### [Task to complete]
Every entry must be duplicated precisely as written.

----- Dataset -----

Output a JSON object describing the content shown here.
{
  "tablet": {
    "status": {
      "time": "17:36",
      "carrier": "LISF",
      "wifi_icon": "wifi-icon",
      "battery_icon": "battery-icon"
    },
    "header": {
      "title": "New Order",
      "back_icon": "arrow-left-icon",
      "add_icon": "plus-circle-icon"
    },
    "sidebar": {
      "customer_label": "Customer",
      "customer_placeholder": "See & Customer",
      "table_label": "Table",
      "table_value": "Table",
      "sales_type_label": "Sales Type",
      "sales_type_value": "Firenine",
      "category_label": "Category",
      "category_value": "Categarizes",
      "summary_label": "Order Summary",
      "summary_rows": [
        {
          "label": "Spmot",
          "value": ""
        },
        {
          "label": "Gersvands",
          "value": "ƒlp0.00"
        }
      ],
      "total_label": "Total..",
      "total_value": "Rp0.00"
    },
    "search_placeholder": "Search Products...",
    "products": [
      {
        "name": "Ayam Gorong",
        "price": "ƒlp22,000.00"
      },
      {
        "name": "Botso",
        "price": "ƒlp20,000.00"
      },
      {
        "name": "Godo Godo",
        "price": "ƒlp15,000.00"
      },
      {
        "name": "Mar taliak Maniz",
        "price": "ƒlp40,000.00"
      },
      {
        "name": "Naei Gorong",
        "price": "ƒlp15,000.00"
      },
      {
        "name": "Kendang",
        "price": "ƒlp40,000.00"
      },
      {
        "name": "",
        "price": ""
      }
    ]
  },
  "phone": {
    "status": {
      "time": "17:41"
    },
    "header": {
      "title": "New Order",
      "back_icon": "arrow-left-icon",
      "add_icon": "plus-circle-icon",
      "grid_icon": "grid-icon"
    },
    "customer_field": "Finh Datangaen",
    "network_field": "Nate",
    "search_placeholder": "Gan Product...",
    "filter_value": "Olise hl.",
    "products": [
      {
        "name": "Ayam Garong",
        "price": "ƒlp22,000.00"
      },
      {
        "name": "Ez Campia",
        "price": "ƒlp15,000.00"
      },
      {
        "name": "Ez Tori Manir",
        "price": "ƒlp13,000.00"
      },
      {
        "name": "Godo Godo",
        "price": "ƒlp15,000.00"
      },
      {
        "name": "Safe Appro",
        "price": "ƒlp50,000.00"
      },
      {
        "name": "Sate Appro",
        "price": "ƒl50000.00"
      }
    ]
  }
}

-----

### [Result of this exercise]
Output a JSON object describing the content shown here.
{
  "tablet": {
    "status": {
      "time": "17:36",
      "carrier": "LISF",
      "wifi_icon": "wifi-icon",
      "battery_icon": "battery-icon"
    },
    "header": {
      "title": "New Order",
      "back_icon": "arrow-left-icon",
      "add_icon": "plus-circle-icon"
    },
    "sidebar": {
      "customer_label": "Customer",
      "customer_placeholder": "See & Customer",
      "table_label": "Table",
      "table_value": "Table",
      "sales_type_label": "Sales Type",
      "sales_type_value": "Firenine",
      "category_label": "Category",
      "category_value": "Categarizes",
      "summary_label": "Order Summary",
      "summary_rows": [
        {
          "label": "Spmot",
          "value": ""
        },
        {
          "label": "Gersvands",
          "value": "ƒlp0.00"
        }
      ],
      "total_label": "Total..",
      "total_value": "Rp0.00"
    },
    "search_placeholder": "Search Products...",
    "products": [
      {
        "name": "Ayam Gorong",
        "price": "ƒlp22,000.00"
      },
      {
        "name": "Botso",
        "price": "ƒlp20,000.00"
      },
      {
        "name": "Godo Godo",
        "price": "ƒlp15,000.00"
      },
      {
        "name": "Mar taliak Maniz",
        "price": "ƒlp40,000.00"
      },
      {
        "name": "Naei Gorong",
        "price": "ƒlp15,000.00"
      },
      {
        "name": "Kendang",
        "price": "ƒlp40,000.00"
      },
      {
        "name": "",
        "price": ""
      }
    ]
  },
  "phone": {
    "status": {
      "time": "17:41"
    },
    "header": {
      "title": "New Order",
      "back_icon": "arrow-left-icon",
      "add_icon": "plus-circle-icon",
      "grid_icon": "grid-icon"
    },
    "customer_field": "Finh Datangaen",
    "network_field": "Nate",
    "search_placeholder": "Gan Product...",
    "filter_value": "Olise hl.",
    "products": [
      {
        "name": "Ayam Garong",
        "price": "ƒlp22,000.00"
      },
      {
        "name": "Ez Campia",
        "price": "ƒlp15,000.00"
      },
      {
        "name": "Ez Tori Manir",
        "price": "ƒlp13,000.00"
      },
      {
        "name": "Godo Godo",
        "price": "ƒlp15,000.00"
      },
      {
        "name": "Safe Appro",
        "price": "ƒlp50,000.00"
      },
      {
        "name": "Sate Appro",
        "price": "ƒl50000.00"
      }
    ]
  }
}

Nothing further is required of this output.